__WRITTEN PROBLEM__
Below, find each line holding "them" and state how many there are, using the number alone.

::: SUPPLIED INFORMATION

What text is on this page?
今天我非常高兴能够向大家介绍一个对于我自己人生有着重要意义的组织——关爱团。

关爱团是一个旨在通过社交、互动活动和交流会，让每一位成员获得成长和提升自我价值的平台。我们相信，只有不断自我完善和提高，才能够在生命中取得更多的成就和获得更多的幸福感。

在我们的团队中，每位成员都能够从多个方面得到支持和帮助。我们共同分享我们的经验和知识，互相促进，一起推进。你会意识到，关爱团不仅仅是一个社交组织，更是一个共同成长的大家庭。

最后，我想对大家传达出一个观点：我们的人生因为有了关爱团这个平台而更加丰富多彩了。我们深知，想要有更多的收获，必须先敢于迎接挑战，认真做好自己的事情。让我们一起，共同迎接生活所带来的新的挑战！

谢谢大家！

::::::
::: SUPPLIED INFORMATION

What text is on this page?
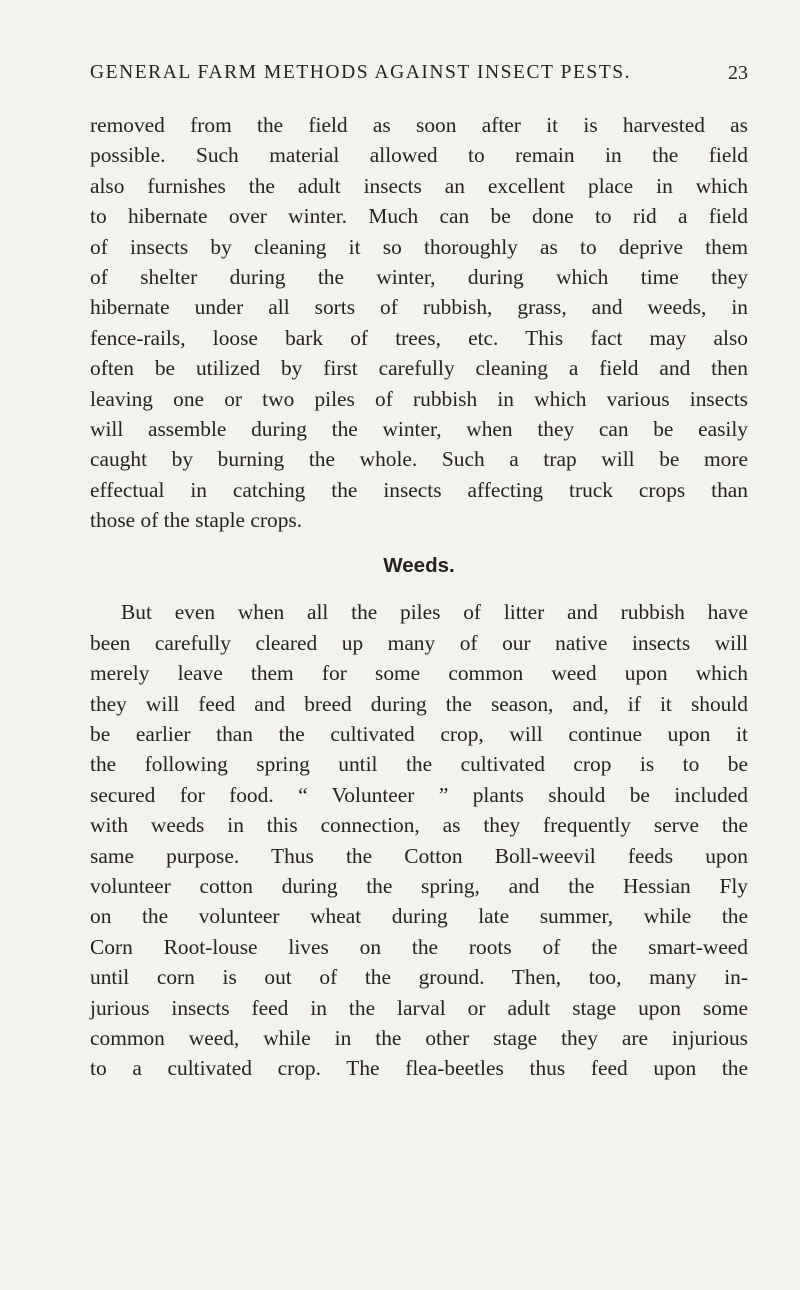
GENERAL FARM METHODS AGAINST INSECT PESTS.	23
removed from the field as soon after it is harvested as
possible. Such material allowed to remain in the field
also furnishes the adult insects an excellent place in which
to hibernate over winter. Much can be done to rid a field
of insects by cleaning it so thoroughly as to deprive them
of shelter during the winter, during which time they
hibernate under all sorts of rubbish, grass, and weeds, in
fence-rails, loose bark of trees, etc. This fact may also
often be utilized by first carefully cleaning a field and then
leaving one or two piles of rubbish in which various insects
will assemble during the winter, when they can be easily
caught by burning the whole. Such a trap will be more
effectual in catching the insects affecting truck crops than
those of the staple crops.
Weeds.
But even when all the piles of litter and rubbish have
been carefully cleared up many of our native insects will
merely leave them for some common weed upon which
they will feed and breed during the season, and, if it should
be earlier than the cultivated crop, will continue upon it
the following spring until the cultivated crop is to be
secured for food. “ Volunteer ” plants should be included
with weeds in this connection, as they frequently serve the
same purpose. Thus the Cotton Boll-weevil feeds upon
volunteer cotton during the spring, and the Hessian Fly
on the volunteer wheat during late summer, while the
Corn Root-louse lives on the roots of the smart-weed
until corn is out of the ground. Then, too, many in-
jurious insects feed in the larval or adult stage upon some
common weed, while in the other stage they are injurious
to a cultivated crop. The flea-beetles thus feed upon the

::::::

__RESULT OF THIS TASK__
2